[Dataset entries]

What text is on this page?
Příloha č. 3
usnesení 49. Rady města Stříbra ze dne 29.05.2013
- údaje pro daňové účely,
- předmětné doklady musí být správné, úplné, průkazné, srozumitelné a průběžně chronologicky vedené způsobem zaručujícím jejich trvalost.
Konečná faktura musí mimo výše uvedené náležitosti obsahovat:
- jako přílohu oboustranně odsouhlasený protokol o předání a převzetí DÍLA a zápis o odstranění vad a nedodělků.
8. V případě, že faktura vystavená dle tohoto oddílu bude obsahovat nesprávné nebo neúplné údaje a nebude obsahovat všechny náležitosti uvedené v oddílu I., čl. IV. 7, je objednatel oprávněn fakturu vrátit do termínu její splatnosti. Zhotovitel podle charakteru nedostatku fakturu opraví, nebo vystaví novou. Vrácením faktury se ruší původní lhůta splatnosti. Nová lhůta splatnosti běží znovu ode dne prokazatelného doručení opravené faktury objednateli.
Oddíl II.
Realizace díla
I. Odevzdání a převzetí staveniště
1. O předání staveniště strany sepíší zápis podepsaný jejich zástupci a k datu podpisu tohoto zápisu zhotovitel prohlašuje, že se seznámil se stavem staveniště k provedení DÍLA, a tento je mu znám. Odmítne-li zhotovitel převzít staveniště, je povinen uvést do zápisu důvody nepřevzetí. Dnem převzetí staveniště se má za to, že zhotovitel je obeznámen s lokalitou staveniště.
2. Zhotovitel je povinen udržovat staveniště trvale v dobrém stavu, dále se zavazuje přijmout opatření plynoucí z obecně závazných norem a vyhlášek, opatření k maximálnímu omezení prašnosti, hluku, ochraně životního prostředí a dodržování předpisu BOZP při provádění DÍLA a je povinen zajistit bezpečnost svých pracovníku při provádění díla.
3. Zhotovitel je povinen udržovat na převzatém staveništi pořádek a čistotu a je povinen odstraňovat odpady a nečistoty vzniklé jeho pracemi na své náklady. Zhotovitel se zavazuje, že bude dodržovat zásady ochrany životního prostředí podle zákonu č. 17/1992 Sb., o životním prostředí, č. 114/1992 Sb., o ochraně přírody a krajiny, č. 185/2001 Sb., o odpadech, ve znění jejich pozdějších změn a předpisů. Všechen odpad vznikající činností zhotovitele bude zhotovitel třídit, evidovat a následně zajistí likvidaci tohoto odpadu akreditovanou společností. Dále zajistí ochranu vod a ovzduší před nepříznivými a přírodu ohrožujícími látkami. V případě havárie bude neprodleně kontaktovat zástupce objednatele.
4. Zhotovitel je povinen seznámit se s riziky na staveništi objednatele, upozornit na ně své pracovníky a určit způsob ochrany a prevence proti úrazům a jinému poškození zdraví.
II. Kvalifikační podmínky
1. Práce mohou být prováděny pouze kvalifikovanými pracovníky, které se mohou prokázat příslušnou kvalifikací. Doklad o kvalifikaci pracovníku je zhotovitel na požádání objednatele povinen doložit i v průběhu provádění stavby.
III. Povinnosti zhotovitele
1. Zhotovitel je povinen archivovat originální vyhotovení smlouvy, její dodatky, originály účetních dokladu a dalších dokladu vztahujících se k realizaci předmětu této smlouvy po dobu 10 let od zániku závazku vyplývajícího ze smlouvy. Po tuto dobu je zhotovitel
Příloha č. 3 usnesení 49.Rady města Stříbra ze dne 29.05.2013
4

TASK BRIEF: What is the number of lines in the data that hold the string "životního"? Answer with the number only.

RESULT OF THIS EXERCISE: 2